What is enlightenment? What are we doing here if that’s what we’ve come here for?

I’d like to preface this talk by saying THAT as teachers and sharers, we are always told to stay in our lane.  Don’t talk about something that you don’t know. I hate to break it to you, but I’m not enlightened! The place I’ll be coming from is through the grace of my teachers, especially Tsoknyi RInpoche.

I’ve had little glimpses into the natural state. In the Tibetan Buddhist tradition, they do something called Pointing Out the Dharmakaya–the “truth space”.  Usually it takes quite a bit of training and relationship building with your teacher, then they give you the Pointing Out instructions, which takes about a five days. Then, depending on your karma, the Pointing Out may stick.  But for most of us it is fleeting. In my case it was fleeting.  I received Pointing Out with Tsoknyi Rinpoche and even though it was fleeting, it was just enough for me to realize that everything that I thought I knew about enlightenment was completely, completely wrong.

Experientially, I found out that it was wrong. In those moments I knew that it had nothing to do with anything. Nothing to do with Buddhism, nothing to do with the teachings, nothing to do with the teacher, and nothing to do with the style of teaching. It had nothing to do with me, with me striving for anything, with my belief system.  As a matter of fact, there was a negation of beliefs, or experience- it was a non-experience of experience. It was not a blissful state. It was a non-state. It was nothing to be sustained. It was simply “oh!”–a way of seeing. In that nothing was separate from that “oh”. The walls, the chairs, everyone in the room was in the same state. One of the myths for me was that it was a state to attain- something blissful that would continue. There was almost a sadness to it because there was a sense of loss (but maybe that was after).

There was a loss of seeking. For me I identified myself as a seeker…that’s all I knew! I didn’t know myself from my young adult age other than a seeker and I went from seeker to non-seeking. I didn’t know what to do with myself! I went from a year-long retreat to seeing my teacher, then I moved back to a Tibetan buddhist center. I knew then though that this had nothing to do with Tibetan buddhism or any of the teachings. All that exists to be forgotten. Yet of course we need all of the teachings to get us there.  We can’t throw anything out. It has been said that enlightenment is simply clearly seeing without distortion. The distortion is our attachments, aversions, ignorance.

[Guided meditation]

So in a way, the less we talk about this, the better. The fewer concepts, the better. It really amounts to lessening the struggle. If you notice, there’s not struggle when there is no seeking. The mind creates dissonance.  It creates self and other.  The mind creates a thought and a thinker. But what’s looking is neither. The mind creates this attachment of wanting to go somewhere but the pure experience of it is that there’s nowhere to go. It’s just here. You’re just here! That’s it! And you’re always just here until you want to go somewhere else or be something else. It’s all contrived. There is no ego.

WHAT IS ASKED
• 1. According to the talk on enlightenment, what makes up the distortion that clear seeing is free of?
• 2. Locate every line in the listing below that contains the string "reflected", matching case exactly.

(Records contained in a dataset)
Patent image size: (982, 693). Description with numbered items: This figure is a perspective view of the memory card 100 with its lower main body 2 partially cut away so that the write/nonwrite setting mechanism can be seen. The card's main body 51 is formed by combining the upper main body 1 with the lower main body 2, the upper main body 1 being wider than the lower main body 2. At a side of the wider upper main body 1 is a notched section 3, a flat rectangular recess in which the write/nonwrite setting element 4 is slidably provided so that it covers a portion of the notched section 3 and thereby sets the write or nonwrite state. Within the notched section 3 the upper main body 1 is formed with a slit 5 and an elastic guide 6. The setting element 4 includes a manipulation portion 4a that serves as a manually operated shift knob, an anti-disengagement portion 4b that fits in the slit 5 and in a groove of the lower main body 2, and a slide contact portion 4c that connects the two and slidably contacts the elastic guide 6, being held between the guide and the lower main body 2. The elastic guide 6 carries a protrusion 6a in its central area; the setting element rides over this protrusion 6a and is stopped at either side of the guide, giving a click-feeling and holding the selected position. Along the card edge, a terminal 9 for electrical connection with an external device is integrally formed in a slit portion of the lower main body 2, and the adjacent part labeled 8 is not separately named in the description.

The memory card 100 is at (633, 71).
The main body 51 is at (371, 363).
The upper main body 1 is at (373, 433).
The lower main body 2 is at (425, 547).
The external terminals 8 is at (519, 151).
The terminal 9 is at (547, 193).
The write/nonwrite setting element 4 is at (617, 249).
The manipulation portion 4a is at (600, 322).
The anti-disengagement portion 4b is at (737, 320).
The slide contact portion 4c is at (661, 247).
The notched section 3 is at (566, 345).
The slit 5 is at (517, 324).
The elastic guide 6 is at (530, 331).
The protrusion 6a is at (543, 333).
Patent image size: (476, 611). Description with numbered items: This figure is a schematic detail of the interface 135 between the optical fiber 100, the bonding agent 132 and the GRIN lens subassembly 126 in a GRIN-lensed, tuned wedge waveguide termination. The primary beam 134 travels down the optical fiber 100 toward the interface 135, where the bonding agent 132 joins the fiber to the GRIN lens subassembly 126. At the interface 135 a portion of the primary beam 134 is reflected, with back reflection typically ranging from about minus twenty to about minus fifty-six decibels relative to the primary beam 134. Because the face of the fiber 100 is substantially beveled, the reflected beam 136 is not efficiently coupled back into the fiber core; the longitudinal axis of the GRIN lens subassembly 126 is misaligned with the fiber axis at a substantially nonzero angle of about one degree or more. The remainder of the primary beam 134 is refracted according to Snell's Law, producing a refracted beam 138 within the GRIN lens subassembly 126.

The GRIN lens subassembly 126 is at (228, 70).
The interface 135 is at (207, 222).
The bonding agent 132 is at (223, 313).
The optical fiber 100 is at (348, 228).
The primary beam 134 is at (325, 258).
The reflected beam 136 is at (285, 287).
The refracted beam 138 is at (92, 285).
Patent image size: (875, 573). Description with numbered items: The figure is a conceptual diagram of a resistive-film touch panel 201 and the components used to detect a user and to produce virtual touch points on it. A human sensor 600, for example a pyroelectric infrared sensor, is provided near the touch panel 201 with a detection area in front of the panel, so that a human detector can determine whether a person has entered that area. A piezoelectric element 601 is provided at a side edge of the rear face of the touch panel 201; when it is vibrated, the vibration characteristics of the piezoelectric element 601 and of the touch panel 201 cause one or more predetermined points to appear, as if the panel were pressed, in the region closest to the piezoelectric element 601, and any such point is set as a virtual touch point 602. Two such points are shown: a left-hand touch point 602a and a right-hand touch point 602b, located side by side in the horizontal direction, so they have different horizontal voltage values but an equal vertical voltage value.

ANSWERS FOR THIS EXERCISE
• 1. Attachments, aversions, and ignorance.

• 2.
Patent image size: (476, 611). Description with numbered items: This figure is a schematic detail of the interface 135 between the optical fiber 100, the bonding agent 132 and the GRIN lens subassembly 126 in a GRIN-lensed, tuned wedge waveguide termination. The primary beam 134 travels down the optical fiber 100 toward the interface 135, where the bonding agent 132 joins the fiber to the GRIN lens subassembly 126. At the interface 135 a portion of the primary beam 134 is reflected, with back reflection typically ranging from about minus twenty to about minus fifty-six decibels relative to the primary beam 134. Because the face of the fiber 100 is substantially beveled, the reflected beam 136 is not efficiently coupled back into the fiber core; the longitudinal axis of the GRIN lens subassembly 126 is misaligned with the fiber axis at a substantially nonzero angle of about one degree or more. The remainder of the primary beam 134 is refracted according to Snell's Law, producing a refracted beam 138 within the GRIN lens subassembly 126.
The reflected beam 136 is at (285, 287).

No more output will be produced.